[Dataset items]
▬▬▬▬▬▬▬▬▬▬
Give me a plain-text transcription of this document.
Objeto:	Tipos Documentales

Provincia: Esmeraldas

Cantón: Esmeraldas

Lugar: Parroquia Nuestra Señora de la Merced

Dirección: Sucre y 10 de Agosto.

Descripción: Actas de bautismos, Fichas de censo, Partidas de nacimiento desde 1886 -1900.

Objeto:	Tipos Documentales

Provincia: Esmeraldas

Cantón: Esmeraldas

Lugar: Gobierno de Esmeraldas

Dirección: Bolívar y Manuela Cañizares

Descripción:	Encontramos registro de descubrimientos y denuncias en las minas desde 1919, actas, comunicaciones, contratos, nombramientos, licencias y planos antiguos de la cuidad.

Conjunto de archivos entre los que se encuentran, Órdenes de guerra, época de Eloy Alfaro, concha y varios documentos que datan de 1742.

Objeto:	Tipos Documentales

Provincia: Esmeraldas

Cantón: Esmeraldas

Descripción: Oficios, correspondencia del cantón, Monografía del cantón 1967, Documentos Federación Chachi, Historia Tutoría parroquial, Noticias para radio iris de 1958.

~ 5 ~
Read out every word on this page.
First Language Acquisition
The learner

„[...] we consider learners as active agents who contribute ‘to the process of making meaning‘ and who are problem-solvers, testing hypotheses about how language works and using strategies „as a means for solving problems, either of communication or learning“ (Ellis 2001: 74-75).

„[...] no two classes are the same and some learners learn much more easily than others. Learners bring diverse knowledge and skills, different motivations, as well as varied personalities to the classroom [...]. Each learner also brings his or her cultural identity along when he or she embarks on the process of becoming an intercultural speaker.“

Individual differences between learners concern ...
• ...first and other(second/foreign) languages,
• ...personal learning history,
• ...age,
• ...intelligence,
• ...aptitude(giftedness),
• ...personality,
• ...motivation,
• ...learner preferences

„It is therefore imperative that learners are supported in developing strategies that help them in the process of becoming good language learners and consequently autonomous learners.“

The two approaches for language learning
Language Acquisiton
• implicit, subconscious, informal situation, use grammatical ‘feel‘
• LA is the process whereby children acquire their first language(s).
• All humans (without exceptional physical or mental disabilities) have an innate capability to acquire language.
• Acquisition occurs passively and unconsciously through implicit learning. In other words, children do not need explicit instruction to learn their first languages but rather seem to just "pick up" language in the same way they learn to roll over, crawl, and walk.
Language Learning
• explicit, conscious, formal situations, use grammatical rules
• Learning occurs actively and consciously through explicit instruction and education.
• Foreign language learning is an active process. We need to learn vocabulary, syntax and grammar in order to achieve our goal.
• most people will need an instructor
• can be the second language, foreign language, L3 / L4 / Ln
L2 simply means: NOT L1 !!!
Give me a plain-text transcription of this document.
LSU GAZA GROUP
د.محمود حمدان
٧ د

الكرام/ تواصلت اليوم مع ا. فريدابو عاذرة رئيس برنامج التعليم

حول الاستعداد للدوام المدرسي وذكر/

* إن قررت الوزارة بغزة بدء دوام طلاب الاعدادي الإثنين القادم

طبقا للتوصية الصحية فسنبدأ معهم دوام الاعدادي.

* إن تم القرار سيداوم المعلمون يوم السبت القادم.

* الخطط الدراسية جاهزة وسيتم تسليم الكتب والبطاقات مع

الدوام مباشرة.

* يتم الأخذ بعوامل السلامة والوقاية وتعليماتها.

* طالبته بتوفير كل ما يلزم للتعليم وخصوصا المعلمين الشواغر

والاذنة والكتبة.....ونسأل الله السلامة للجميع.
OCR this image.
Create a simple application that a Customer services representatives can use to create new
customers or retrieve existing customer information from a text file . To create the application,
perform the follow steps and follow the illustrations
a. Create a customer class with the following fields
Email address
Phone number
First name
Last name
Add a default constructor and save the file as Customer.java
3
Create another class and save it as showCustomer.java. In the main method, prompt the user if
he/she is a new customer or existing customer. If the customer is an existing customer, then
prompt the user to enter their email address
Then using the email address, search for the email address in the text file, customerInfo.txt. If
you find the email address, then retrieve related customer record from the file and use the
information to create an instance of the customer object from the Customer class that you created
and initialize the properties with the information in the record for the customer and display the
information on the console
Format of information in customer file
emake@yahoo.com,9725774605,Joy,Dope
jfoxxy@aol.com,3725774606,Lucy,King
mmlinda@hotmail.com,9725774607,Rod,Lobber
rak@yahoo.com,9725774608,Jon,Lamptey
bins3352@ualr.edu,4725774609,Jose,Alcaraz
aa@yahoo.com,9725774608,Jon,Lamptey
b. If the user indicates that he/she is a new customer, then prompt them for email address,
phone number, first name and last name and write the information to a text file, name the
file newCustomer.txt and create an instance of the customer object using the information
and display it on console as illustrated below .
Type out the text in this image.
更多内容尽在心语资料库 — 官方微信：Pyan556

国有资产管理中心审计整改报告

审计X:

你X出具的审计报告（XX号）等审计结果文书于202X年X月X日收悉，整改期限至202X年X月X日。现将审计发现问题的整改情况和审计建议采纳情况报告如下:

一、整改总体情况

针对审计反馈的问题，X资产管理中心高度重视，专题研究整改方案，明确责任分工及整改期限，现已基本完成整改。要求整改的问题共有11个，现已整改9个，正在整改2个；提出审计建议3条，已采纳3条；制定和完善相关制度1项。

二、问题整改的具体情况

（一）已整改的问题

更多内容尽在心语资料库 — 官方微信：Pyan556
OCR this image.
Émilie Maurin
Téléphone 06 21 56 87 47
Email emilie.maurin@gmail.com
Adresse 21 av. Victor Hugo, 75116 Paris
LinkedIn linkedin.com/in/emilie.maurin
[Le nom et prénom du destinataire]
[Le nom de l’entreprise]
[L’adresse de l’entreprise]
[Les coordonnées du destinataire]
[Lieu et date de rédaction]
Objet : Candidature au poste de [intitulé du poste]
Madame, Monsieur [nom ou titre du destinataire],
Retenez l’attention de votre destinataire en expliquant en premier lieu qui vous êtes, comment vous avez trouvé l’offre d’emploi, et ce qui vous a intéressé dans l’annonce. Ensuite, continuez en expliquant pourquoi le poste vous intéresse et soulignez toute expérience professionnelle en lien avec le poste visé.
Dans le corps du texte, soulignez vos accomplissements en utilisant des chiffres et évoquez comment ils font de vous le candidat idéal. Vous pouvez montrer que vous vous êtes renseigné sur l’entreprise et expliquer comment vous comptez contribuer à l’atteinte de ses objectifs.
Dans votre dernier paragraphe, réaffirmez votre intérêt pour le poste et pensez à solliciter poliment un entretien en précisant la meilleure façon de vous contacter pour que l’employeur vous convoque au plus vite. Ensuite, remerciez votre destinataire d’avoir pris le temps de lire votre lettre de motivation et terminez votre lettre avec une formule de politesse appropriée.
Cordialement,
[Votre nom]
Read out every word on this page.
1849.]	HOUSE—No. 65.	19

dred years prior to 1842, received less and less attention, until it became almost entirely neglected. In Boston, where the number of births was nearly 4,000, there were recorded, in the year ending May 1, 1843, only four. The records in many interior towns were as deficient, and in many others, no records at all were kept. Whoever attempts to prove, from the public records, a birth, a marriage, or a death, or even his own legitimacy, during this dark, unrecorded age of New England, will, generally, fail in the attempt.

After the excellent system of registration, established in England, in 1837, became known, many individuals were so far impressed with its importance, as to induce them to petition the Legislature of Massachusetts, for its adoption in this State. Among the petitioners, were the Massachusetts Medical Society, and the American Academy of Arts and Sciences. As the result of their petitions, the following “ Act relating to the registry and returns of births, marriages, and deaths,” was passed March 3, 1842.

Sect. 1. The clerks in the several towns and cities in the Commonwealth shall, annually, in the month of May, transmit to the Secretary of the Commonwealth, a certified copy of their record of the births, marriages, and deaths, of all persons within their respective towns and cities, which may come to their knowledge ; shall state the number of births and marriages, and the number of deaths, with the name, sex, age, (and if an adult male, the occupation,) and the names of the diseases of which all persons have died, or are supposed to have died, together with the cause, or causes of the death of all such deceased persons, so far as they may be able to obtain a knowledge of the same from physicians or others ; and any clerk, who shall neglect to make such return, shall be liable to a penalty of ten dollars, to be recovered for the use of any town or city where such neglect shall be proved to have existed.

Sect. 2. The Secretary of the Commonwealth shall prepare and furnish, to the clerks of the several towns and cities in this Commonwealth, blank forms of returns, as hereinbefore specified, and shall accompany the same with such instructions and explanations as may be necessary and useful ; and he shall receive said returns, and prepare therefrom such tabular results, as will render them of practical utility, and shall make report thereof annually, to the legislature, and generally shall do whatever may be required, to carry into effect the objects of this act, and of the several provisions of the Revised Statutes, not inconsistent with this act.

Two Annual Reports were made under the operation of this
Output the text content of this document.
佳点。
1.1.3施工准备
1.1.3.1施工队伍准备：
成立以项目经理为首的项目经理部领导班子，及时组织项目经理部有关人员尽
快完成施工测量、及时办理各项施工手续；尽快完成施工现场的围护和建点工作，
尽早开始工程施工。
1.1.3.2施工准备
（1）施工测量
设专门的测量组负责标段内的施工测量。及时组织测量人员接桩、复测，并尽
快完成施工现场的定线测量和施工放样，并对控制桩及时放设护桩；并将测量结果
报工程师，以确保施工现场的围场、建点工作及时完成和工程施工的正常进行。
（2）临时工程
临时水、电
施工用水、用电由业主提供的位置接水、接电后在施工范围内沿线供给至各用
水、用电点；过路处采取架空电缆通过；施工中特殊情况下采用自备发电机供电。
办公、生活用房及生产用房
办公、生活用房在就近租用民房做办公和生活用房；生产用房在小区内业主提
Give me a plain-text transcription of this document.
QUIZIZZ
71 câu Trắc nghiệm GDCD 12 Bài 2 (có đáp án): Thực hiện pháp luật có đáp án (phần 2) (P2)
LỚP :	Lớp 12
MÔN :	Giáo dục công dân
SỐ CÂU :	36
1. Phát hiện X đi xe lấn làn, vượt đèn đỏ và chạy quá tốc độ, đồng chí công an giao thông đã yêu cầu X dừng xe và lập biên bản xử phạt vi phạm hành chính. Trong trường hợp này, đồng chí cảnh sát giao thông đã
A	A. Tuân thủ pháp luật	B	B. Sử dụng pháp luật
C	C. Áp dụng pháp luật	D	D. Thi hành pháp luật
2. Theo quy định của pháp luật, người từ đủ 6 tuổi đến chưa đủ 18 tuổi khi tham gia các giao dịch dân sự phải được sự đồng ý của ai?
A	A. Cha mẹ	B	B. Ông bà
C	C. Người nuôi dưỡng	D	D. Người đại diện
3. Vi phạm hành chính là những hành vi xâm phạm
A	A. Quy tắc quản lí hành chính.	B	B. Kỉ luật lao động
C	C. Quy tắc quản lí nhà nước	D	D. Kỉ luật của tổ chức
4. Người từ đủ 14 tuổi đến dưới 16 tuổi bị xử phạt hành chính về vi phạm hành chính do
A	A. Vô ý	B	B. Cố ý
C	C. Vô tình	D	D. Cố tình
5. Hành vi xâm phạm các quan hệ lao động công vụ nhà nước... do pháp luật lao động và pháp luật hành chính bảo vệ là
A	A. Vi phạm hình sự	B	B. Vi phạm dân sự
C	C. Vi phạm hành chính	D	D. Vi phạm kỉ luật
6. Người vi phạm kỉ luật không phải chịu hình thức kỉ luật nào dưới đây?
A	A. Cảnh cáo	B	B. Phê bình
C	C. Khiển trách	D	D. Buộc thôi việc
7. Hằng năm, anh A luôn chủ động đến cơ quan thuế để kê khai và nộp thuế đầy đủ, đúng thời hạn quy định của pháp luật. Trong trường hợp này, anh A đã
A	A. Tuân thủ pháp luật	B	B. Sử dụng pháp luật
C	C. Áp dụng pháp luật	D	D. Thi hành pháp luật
▬▬▬▬▬▬▬▬▬▬
Look through the material above and pick out each line holding the word "Acquisition".

-- Correct output --
First Language Acquisition
• Acquisition occurs passively and unconsciously through implicit learning. In other words, children do not need explicit instruction to learn their first languages but rather seem to just "pick up" language in the same way they learn to roll over, crawl, and walk.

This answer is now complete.